··· MATERIAL FOR THIS TASK ···

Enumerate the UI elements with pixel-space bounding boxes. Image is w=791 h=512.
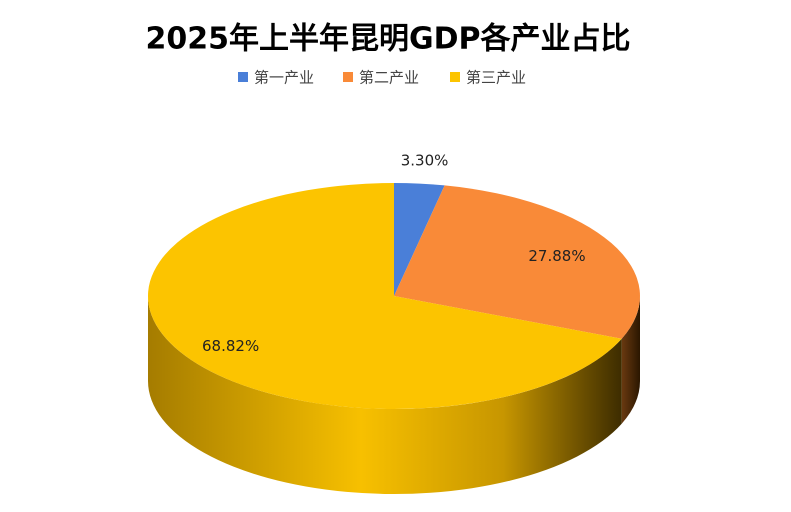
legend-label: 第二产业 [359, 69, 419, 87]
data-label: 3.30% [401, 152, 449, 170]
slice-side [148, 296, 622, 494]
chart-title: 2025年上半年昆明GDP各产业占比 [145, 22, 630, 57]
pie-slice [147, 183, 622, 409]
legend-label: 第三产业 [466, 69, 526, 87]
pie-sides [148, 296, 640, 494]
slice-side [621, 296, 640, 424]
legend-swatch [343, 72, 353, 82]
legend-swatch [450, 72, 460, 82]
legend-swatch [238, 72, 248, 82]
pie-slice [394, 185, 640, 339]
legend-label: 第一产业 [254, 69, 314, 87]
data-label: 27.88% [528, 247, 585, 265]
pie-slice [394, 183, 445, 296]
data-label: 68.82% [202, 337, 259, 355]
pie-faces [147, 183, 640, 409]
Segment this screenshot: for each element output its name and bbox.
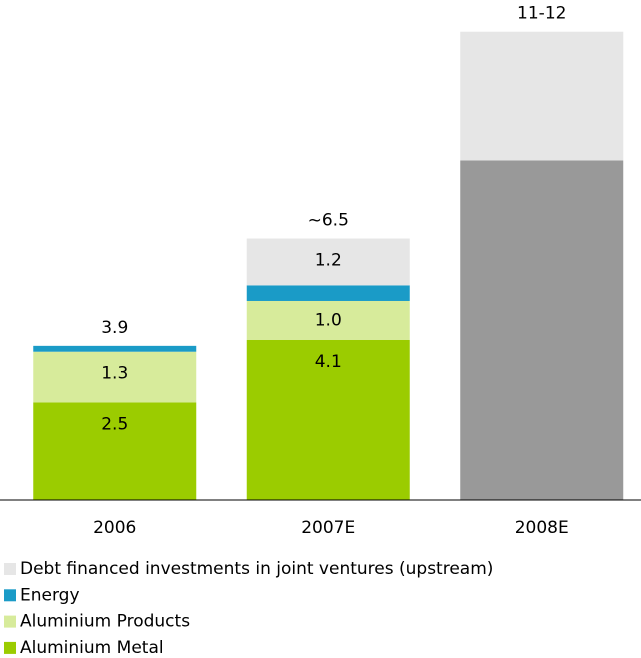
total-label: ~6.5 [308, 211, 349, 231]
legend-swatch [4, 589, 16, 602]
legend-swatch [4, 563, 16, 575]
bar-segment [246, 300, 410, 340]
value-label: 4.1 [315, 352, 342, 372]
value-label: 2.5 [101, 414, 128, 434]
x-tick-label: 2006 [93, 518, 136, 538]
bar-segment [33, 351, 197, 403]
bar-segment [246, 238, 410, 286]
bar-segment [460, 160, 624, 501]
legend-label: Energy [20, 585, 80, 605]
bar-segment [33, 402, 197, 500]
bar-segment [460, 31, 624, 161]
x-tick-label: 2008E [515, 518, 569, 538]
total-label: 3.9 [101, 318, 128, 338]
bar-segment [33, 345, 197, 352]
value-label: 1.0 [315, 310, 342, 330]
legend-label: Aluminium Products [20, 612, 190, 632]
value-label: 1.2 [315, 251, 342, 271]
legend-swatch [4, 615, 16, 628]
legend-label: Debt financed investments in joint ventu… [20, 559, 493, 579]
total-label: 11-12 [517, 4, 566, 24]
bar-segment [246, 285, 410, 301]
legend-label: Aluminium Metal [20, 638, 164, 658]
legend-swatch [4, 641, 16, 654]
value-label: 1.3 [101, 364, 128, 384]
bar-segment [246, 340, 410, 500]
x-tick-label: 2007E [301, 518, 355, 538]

···
··· MATERIAL FOR THIS TASK ···

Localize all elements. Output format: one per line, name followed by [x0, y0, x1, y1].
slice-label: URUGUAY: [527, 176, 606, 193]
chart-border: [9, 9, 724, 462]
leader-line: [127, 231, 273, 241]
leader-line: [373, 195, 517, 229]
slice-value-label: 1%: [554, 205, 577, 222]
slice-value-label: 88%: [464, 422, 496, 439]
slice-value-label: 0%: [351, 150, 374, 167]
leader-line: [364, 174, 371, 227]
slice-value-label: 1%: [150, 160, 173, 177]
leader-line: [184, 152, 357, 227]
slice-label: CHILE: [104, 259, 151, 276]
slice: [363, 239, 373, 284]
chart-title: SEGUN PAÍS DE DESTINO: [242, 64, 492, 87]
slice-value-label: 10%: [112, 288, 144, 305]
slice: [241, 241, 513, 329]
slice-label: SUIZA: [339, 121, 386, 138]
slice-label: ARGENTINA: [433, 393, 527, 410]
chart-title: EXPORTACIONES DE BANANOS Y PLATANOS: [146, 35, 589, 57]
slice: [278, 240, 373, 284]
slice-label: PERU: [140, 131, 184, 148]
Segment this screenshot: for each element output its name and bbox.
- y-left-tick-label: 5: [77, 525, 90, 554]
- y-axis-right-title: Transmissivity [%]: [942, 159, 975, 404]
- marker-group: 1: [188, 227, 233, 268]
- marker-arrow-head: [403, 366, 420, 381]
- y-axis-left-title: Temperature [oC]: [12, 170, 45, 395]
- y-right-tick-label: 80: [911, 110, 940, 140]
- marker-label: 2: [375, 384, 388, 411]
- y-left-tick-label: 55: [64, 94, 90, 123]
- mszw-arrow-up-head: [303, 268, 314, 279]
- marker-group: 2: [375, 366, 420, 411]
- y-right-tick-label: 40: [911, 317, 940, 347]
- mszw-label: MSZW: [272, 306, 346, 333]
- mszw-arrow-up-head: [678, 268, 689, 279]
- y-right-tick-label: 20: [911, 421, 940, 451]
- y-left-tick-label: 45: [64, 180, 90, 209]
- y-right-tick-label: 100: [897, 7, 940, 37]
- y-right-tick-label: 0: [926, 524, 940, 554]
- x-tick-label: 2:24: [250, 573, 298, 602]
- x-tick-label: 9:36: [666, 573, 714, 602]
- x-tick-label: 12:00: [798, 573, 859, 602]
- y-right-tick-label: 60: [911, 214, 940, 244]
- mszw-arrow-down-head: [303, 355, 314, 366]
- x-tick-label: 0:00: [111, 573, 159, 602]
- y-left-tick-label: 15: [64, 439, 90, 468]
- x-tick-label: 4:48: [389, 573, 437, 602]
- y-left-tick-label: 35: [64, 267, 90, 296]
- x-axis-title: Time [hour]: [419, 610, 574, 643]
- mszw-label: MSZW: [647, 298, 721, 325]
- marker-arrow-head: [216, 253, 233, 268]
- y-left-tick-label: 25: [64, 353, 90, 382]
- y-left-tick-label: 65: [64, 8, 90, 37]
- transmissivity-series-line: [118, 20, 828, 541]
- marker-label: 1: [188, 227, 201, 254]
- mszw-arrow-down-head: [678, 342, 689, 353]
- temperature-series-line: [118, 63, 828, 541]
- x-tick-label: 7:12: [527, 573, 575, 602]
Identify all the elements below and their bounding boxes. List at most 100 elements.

···

## PROBLEM TO WORK ON
Starting at the line containing "total-label: ~6.5 [308, 211, 349, 231]" and stopping after the line containing "value-label: 2.5 [101, 414, 128, 434]", write out only those lines again, swapping "legend-swatch" for "legend-key" and leaving everything else as it is.

## EXERCISE RESPONSE
total-label: ~6.5 [308, 211, 349, 231]
legend-key [4, 589, 16, 602]
legend-key [4, 563, 16, 575]
bar-segment [246, 300, 410, 340]
value-label: 4.1 [315, 352, 342, 372]
value-label: 2.5 [101, 414, 128, 434]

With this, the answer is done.